--- Stored data ---
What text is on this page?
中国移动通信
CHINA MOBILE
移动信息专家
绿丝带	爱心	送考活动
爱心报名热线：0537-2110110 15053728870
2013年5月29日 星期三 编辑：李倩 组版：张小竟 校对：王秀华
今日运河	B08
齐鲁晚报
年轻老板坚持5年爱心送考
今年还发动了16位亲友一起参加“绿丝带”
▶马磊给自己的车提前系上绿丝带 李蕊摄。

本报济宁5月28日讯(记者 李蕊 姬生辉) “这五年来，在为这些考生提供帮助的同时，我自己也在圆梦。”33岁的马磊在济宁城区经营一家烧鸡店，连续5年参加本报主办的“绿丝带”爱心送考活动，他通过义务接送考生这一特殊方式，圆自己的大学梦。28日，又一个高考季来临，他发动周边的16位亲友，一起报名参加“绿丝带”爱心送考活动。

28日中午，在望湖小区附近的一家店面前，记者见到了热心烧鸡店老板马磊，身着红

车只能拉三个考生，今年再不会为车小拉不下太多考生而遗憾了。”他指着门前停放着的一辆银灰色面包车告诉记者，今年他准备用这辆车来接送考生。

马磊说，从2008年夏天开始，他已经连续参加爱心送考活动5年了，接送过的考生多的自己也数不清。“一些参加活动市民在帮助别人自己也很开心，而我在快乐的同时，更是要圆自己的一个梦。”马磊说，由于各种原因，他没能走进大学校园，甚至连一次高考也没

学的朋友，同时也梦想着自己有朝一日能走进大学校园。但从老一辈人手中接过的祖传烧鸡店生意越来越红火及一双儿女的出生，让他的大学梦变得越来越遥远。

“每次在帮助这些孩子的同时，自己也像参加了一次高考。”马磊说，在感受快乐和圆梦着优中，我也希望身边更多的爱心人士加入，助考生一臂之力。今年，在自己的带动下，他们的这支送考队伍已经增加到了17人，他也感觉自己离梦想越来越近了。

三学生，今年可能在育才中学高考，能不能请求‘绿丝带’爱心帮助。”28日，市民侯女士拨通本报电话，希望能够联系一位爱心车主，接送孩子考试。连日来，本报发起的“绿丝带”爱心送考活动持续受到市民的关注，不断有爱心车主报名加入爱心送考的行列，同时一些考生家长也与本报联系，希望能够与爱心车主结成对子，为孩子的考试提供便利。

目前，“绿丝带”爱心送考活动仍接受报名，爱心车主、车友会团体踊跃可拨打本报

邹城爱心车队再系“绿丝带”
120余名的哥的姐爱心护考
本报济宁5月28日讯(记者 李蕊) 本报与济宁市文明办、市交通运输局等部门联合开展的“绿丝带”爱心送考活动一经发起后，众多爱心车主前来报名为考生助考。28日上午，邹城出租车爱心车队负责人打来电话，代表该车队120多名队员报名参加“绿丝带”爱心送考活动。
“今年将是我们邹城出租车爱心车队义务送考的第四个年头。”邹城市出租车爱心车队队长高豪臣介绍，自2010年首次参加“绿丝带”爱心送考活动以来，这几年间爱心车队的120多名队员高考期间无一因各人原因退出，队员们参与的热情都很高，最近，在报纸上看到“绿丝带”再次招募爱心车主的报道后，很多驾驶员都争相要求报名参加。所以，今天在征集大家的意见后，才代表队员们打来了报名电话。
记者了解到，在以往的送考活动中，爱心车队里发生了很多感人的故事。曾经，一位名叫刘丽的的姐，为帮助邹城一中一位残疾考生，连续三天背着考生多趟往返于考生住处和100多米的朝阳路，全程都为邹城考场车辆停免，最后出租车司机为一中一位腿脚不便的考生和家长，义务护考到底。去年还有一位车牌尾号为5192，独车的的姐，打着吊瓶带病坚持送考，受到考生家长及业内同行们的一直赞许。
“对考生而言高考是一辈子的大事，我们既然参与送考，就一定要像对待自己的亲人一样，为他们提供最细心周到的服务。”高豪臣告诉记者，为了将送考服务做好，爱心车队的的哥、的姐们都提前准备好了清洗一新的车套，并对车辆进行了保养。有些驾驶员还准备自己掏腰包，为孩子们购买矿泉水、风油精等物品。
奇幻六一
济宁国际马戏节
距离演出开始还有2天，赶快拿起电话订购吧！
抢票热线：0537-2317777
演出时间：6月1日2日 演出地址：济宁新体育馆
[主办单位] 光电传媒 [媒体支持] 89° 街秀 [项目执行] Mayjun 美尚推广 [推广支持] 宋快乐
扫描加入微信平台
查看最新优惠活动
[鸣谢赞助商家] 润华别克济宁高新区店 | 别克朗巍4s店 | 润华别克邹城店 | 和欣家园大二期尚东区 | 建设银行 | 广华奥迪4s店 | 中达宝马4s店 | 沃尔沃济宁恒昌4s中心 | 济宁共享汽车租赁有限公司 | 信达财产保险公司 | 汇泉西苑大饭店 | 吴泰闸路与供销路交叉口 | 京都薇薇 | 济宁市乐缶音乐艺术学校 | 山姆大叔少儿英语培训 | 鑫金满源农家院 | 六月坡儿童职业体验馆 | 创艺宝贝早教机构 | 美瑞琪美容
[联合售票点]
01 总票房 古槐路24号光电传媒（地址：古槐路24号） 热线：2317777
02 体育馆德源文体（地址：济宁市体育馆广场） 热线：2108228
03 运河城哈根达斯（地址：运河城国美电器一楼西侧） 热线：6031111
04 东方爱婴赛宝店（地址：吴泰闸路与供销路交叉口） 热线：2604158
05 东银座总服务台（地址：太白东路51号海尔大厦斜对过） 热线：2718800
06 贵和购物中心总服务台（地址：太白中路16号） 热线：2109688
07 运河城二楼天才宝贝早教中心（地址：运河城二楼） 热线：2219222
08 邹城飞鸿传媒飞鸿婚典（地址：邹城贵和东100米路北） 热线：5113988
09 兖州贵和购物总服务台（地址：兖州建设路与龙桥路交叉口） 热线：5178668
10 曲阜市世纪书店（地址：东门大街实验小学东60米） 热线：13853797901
---
● **Instruction**: Go through the records and show every line with the string "吴泰闸路与供销路交叉口" in it.

● **Exercise answer**:
[鸣谢赞助商家] 润华别克济宁高新区店 | 别克朗巍4s店 | 润华别克邹城店 | 和欣家园大二期尚东区 | 建设银行 | 广华奥迪4s店 | 中达宝马4s店 | 沃尔沃济宁恒昌4s中心 | 济宁共享汽车租赁有限公司 | 信达财产保险公司 | 汇泉西苑大饭店 | 吴泰闸路与供销路交叉口 | 京都薇薇 | 济宁市乐缶音乐艺术学校 | 山姆大叔少儿英语培训 | 鑫金满源农家院 | 六月坡儿童职业体验馆 | 创艺宝贝早教机构 | 美瑞琪美容
04 东方爱婴赛宝店（地址：吴泰闸路与供销路交叉口） 热线：2604158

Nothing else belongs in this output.